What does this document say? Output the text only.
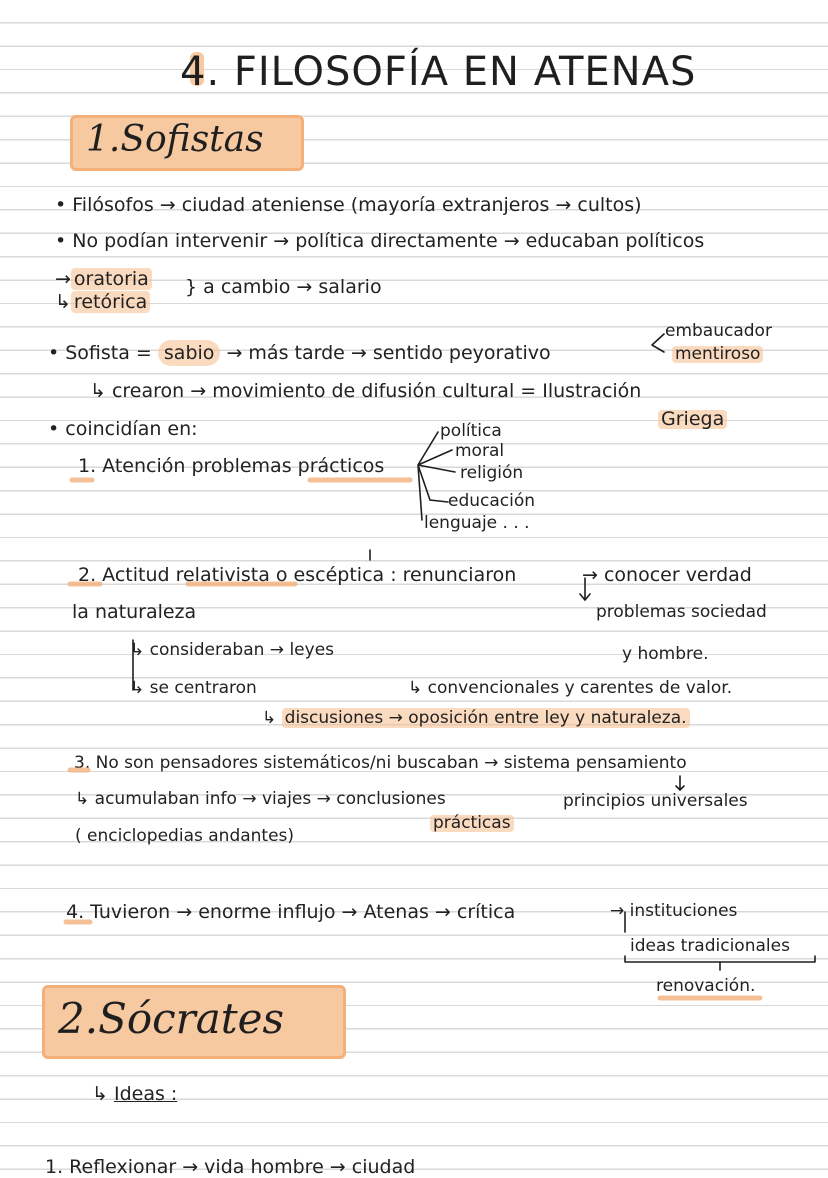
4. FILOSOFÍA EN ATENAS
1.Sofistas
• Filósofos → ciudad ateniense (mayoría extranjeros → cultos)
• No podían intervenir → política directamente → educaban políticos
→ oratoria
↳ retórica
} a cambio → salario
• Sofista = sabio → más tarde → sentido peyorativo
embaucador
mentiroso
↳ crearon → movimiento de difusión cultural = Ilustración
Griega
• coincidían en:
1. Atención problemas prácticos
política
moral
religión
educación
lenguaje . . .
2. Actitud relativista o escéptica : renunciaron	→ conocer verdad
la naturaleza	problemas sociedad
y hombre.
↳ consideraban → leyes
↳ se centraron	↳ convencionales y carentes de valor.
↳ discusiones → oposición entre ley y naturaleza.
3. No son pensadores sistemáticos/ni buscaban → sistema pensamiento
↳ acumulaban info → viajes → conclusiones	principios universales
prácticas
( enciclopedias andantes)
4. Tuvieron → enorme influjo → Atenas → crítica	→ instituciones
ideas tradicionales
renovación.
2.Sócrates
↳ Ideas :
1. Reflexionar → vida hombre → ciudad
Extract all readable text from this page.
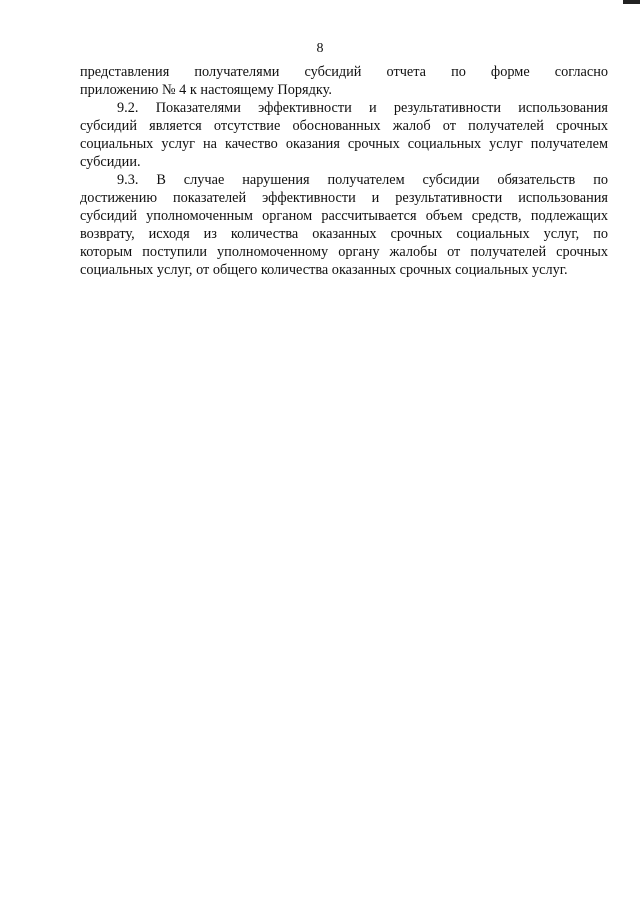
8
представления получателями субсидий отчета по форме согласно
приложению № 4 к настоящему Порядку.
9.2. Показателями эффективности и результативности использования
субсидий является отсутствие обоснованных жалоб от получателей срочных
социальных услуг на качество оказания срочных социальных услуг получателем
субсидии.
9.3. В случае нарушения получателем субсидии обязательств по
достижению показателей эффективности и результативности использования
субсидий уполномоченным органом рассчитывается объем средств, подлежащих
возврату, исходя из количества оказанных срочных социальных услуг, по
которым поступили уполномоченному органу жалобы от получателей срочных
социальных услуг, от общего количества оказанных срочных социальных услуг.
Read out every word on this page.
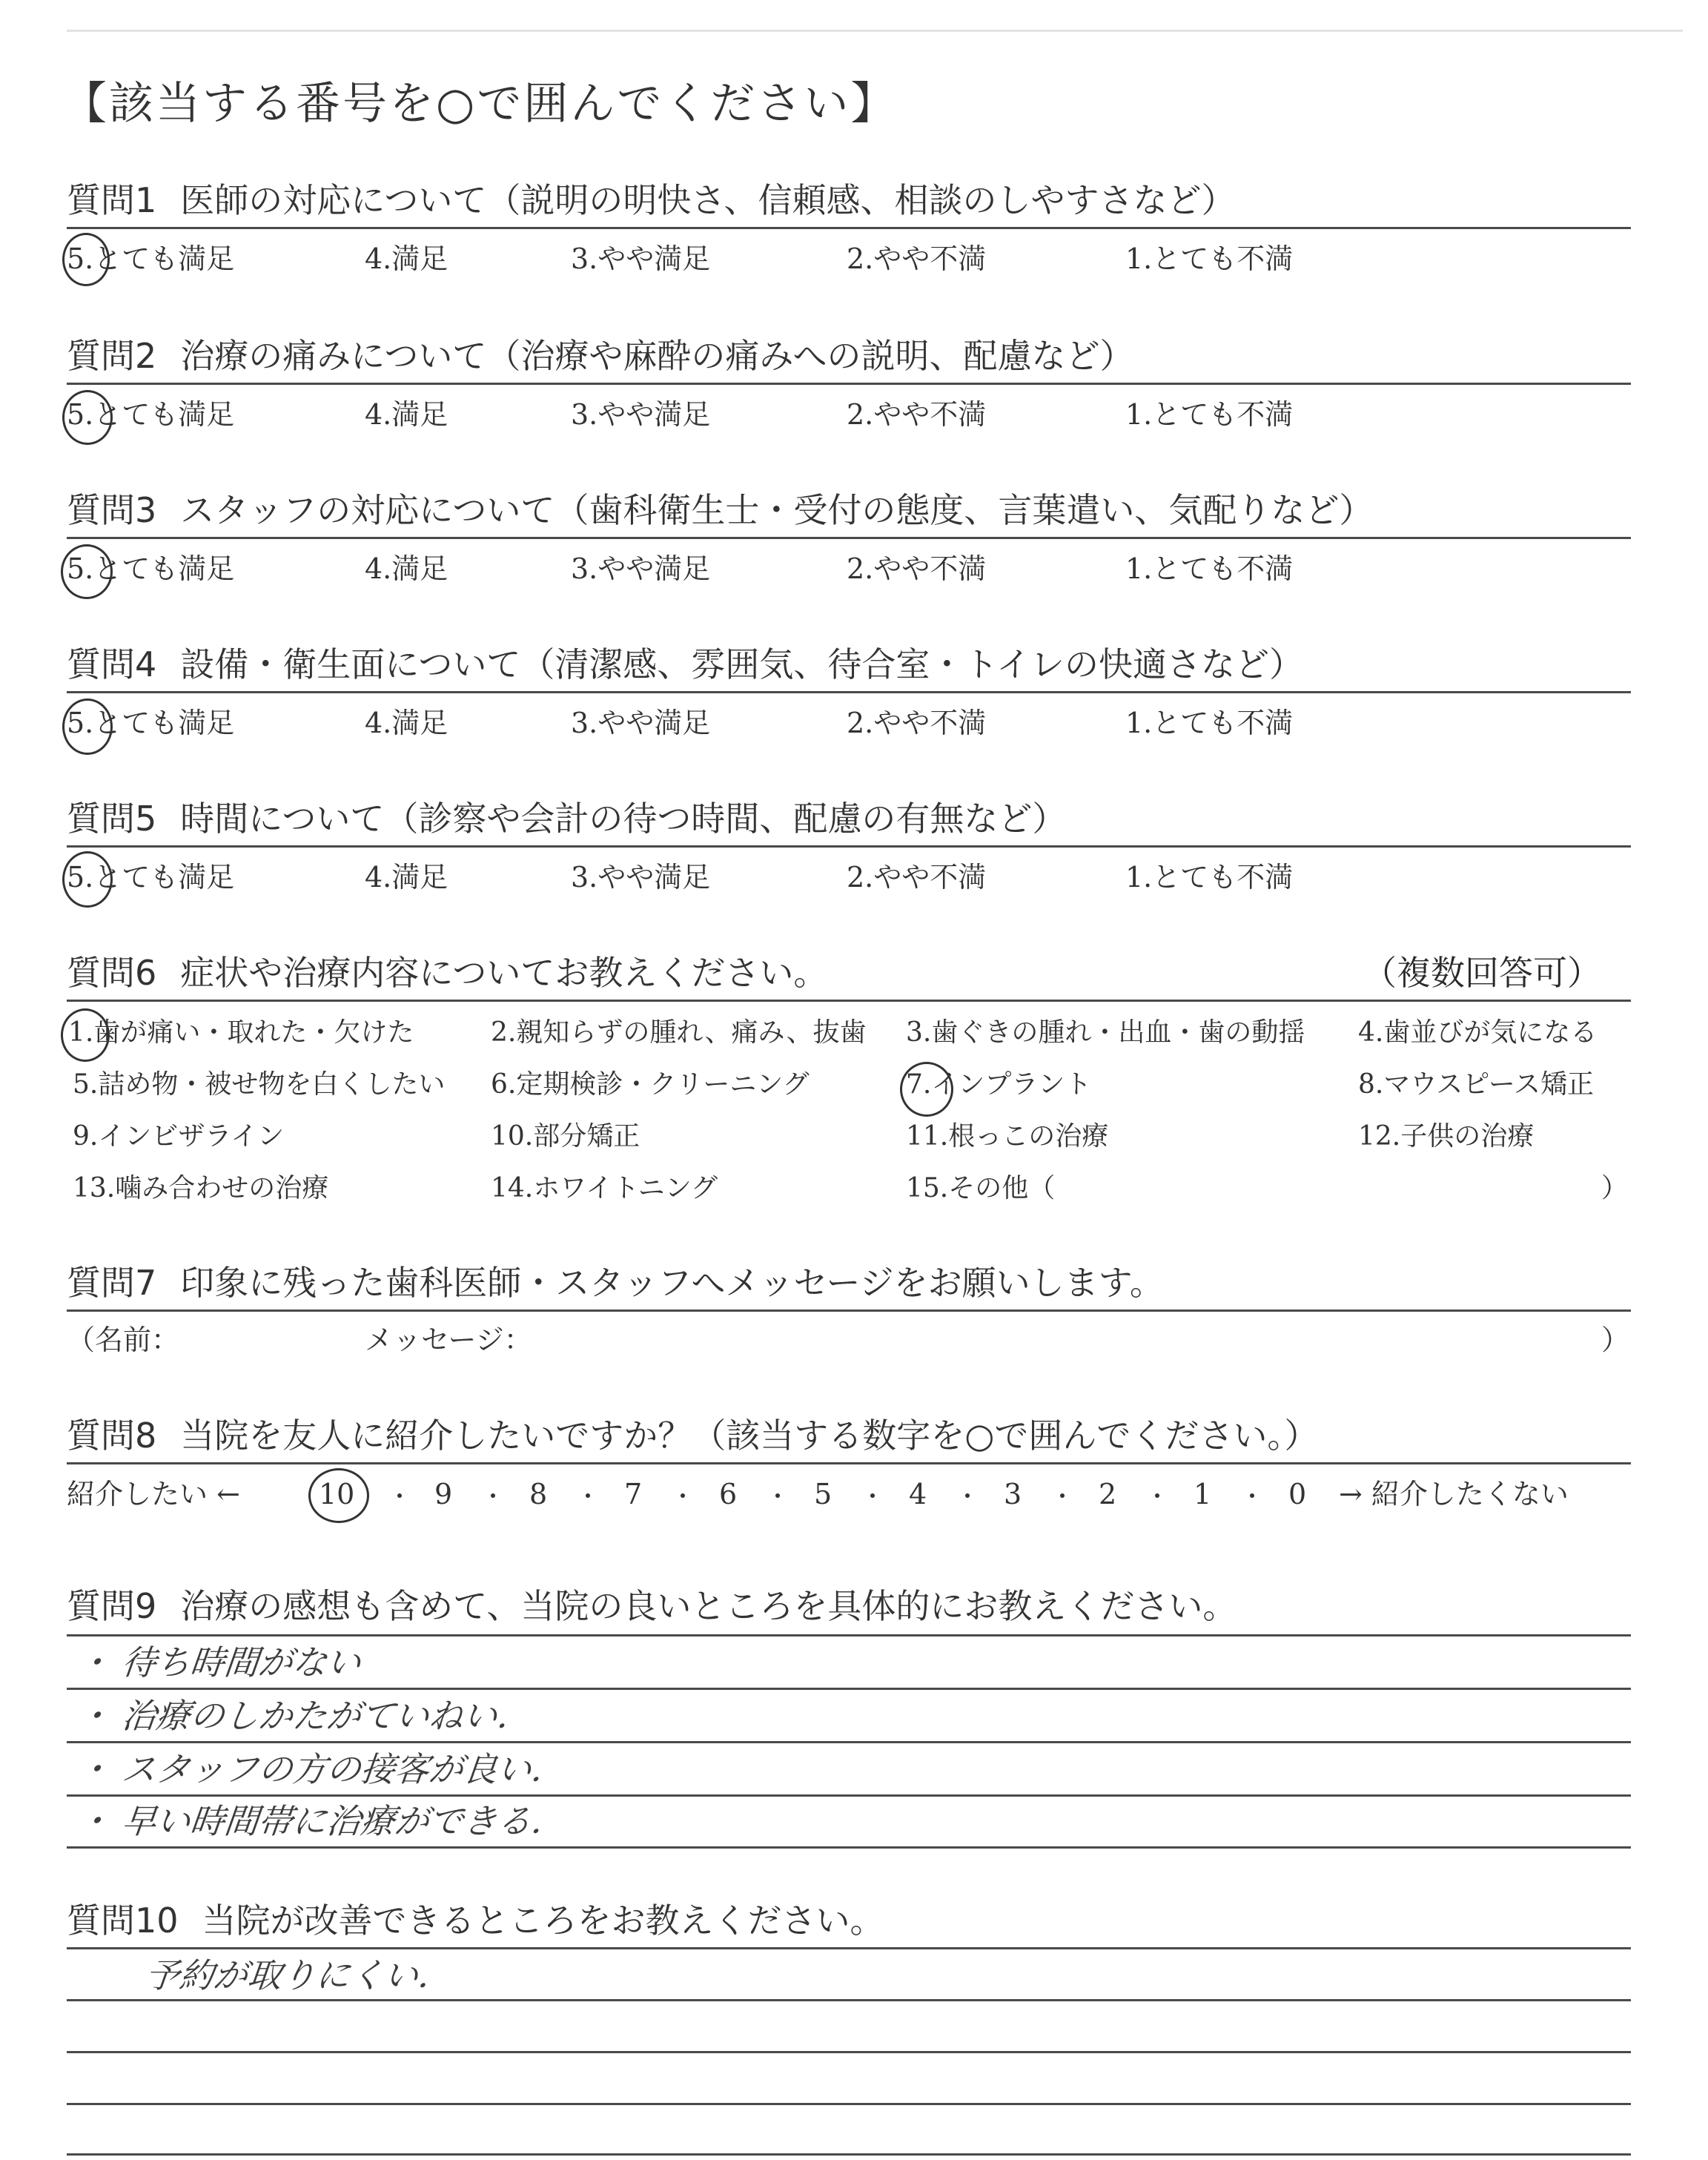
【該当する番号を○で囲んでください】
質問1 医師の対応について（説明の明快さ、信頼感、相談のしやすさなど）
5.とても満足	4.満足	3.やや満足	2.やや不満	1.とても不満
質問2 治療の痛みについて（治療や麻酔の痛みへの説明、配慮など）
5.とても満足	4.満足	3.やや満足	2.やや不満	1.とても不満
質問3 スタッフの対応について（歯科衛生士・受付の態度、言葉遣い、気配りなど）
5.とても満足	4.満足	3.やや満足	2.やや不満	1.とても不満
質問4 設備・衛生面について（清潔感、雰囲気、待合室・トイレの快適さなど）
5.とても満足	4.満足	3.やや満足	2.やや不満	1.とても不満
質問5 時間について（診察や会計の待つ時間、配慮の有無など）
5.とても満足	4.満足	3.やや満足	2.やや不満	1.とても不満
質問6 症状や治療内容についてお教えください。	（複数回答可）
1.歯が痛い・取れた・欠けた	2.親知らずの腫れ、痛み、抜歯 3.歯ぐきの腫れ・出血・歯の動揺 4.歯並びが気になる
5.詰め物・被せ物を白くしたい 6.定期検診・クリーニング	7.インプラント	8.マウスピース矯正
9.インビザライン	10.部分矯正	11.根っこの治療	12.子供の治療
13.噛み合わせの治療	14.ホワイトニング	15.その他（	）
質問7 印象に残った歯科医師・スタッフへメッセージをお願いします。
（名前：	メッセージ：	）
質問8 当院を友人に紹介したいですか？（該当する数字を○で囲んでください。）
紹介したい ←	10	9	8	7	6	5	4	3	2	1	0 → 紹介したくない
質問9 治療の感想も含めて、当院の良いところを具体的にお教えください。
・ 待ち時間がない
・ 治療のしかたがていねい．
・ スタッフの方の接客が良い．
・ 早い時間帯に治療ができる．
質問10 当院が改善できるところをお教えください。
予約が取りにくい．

..........

**Written request**.
Repeat each entry precisely as it appears. Leave the pictures out.

**Answer to this exercise**.
What does this document say? Output the text only.
4. FILOSOFÍA EN ATENAS
1.Sofistas
• Filósofos → ciudad ateniense (mayoría extranjeros → cultos)
• No podían intervenir → política directamente → educaban políticos
→ oratoria
↳ retórica
} a cambio → salario
• Sofista = sabio → más tarde → sentido peyorativo
embaucador
mentiroso
↳ crearon → movimiento de difusión cultural = Ilustración
Griega
• coincidían en:
1. Atención problemas prácticos
política
moral
religión
educación
lenguaje . . .
2. Actitud relativista o escéptica : renunciaron	→ conocer verdad
la naturaleza	problemas sociedad
y hombre.
↳ consideraban → leyes
↳ se centraron	↳ convencionales y carentes de valor.
↳ discusiones → oposición entre ley y naturaleza.
3. No son pensadores sistemáticos/ni buscaban → sistema pensamiento
↳ acumulaban info → viajes → conclusiones	principios universales
prácticas
( enciclopedias andantes)
4. Tuvieron → enorme influjo → Atenas → crítica	→ instituciones
ideas tradicionales
renovación.
2.Sócrates
↳ Ideas :
1. Reflexionar → vida hombre → ciudad
Extract all readable text from this page.
8
представления получателями субсидий отчета по форме согласно
приложению № 4 к настоящему Порядку.
9.2. Показателями эффективности и результативности использования
субсидий является отсутствие обоснованных жалоб от получателей срочных
социальных услуг на качество оказания срочных социальных услуг получателем
субсидии.
9.3. В случае нарушения получателем субсидии обязательств по
достижению показателей эффективности и результативности использования
субсидий уполномоченным органом рассчитывается объем средств, подлежащих
возврату, исходя из количества оказанных срочных социальных услуг, по
которым поступили уполномоченному органу жалобы от получателей срочных
социальных услуг, от общего количества оказанных срочных социальных услуг.
Read out every word on this page.
【該当する番号を○で囲んでください】
質問1 医師の対応について（説明の明快さ、信頼感、相談のしやすさなど）
5.とても満足	4.満足	3.やや満足	2.やや不満	1.とても不満
質問2 治療の痛みについて（治療や麻酔の痛みへの説明、配慮など）
5.とても満足	4.満足	3.やや満足	2.やや不満	1.とても不満
質問3 スタッフの対応について（歯科衛生士・受付の態度、言葉遣い、気配りなど）
5.とても満足	4.満足	3.やや満足	2.やや不満	1.とても不満
質問4 設備・衛生面について（清潔感、雰囲気、待合室・トイレの快適さなど）
5.とても満足	4.満足	3.やや満足	2.やや不満	1.とても不満
質問5 時間について（診察や会計の待つ時間、配慮の有無など）
5.とても満足	4.満足	3.やや満足	2.やや不満	1.とても不満
質問6 症状や治療内容についてお教えください。	（複数回答可）
1.歯が痛い・取れた・欠けた	2.親知らずの腫れ、痛み、抜歯 3.歯ぐきの腫れ・出血・歯の動揺 4.歯並びが気になる
5.詰め物・被せ物を白くしたい 6.定期検診・クリーニング	7.インプラント	8.マウスピース矯正
9.インビザライン	10.部分矯正	11.根っこの治療	12.子供の治療
13.噛み合わせの治療	14.ホワイトニング	15.その他（	）
質問7 印象に残った歯科医師・スタッフへメッセージをお願いします。
（名前：	メッセージ：	）
質問8 当院を友人に紹介したいですか？（該当する数字を○で囲んでください。）
紹介したい ←	10	9	8	7	6	5	4	3	2	1	0 → 紹介したくない
質問9 治療の感想も含めて、当院の良いところを具体的にお教えください。
・ 待ち時間がない
・ 治療のしかたがていねい．
・ スタッフの方の接客が良い．
・ 早い時間帯に治療ができる．
質問10 当院が改善できるところをお教えください。
予約が取りにくい．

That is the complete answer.